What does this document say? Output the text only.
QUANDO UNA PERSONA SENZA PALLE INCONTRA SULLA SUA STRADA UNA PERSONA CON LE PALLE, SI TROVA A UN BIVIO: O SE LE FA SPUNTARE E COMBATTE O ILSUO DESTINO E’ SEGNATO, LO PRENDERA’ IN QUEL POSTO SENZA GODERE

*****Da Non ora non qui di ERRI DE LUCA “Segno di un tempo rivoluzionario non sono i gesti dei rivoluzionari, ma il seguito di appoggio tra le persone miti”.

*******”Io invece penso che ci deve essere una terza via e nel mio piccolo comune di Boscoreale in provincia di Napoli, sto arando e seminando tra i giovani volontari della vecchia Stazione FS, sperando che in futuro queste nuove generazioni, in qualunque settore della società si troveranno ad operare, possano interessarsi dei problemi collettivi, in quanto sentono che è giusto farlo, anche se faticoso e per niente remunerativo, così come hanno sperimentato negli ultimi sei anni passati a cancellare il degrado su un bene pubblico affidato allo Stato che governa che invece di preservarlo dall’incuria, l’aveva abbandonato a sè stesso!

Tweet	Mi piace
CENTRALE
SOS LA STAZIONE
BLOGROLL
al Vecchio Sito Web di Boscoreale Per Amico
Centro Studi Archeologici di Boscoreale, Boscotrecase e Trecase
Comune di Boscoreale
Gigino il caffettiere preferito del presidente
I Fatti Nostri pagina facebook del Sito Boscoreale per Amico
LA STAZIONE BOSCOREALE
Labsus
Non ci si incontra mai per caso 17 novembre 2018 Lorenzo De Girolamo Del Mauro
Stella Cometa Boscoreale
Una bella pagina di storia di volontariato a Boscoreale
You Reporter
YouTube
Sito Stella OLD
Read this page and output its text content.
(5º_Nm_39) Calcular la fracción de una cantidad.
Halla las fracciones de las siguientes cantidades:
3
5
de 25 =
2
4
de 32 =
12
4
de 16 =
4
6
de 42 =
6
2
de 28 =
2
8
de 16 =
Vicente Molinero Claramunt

◆ **Short problem**
Print from the line containing "Read this page and output its text content." to the last line above, exactly as written.

◆ **Problem solution**
Read this page and output its text content.
(5º_Nm_39) Calcular la fracción de una cantidad.
Halla las fracciones de las siguientes cantidades:
3
5
de 25 =
2
4
de 32 =
12
4
de 16 =
4
6
de 42 =
6
2
de 28 =
2
8
de 16 =
Vicente Molinero Claramunt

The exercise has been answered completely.